- [WHAT THE TASK REQUIRES]:
Translate this sentence from the WebTrust text on certification authorities into French: "Confidentiality, authentication, integrity, and nonrepudiation are the four most important ingredients required for trust in e-commerce transactions."

- [TEXT EXTRACT]:
###

CICA and CMA Canada joined together January 1, 2013 to create CPA Canada as the national organization to support unification of the Canadian accounting profession under the CPA banner.
WebTrust Program for Certification Authorities
PROGRAM FOR CERTIFICATION AUTHORITIES
This document provides a framework for licensed WebTrust practitioners to assess the adequacy and effectiveness of the controls employed by Certification Authorities (CAs), the importance of which will continue to increase as the need for third-party authentication increases to provide assurance with respect to e-commerce business activities. As a result of the technical nature of the activities involved in securing of e-commerce transactions, this document also provides a brief overview of public key infrastructure (PKI) using cryptography, trusted third-party concepts, and their increasing use in e-commerce.
Confidentiality, authentication, integrity, and nonrepudiation are the four most important ingredients required for trust in e-commerce transactions. The emerging response to these requirements is the implementation of PKI technology. PKI utilizes digital certificates and asymmetric cryptography to address these requirements.
PKI provides a means for relying parties (meaning, recipients of certificates who act in reliance on those certificates and/or digital signatures verified using those certificates) to know that another individual's or entity's public key actually belongs to that individual/entity. CA organizations and/or CA functions acting as trusted third parties have been established to address this need. PKI uses public/private-key pairs—two mathematically related keys. One of these keys is typically made public, by posting it in a publicly accessible read-only repository for example, while the other remains private. Public-key cryptography works in such a way that a message encrypted with the public key can only be decrypted with the private key, and conversely a message signed with a private key can be verified with the public key. This technology can be used in different ways to provide confidentiality, authentication, integrity, and nonrepudiation.
Cryptography is critical to establishing secure e-commerce. However, it has to be coupled with other secure protocols in order to provide a comprehensive security solution. Several cryptographic protocols require an independent trusted third party (the CA) to authenticate the transaction. CAs have assumed an increasingly important role in secure e-commerce. Although there is a large body of existing national, international, and proprietary standards and guidelines for the use of cryptography, the management of digital certificates, and the policies and practices of CAs, these standards have not been applied uniformly.

###

- [SUPPLIED INFORMATION]:
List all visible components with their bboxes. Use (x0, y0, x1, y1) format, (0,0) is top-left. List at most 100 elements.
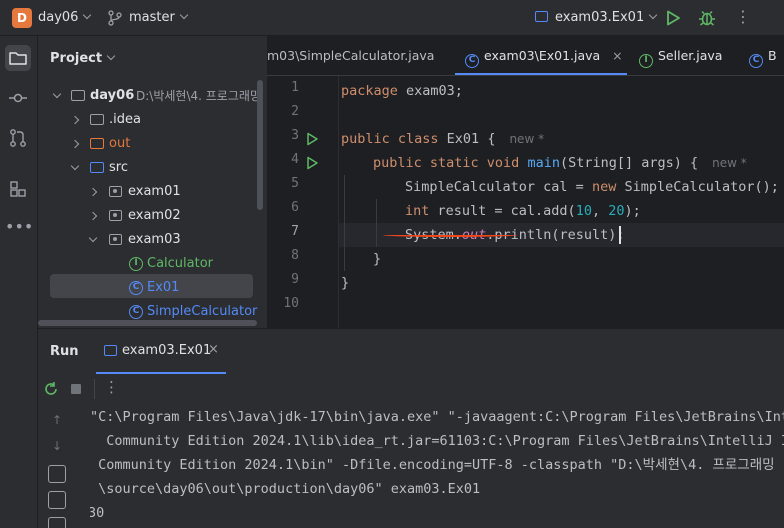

###

- [SOLUTION FOR THIS PROBLEM]:
La confidentialité, l'authentification, l'intégrité et la non-répudiation sont les quatre ingrédients les plus importants nécessaires à la confiance dans les transactions de commerce électronique.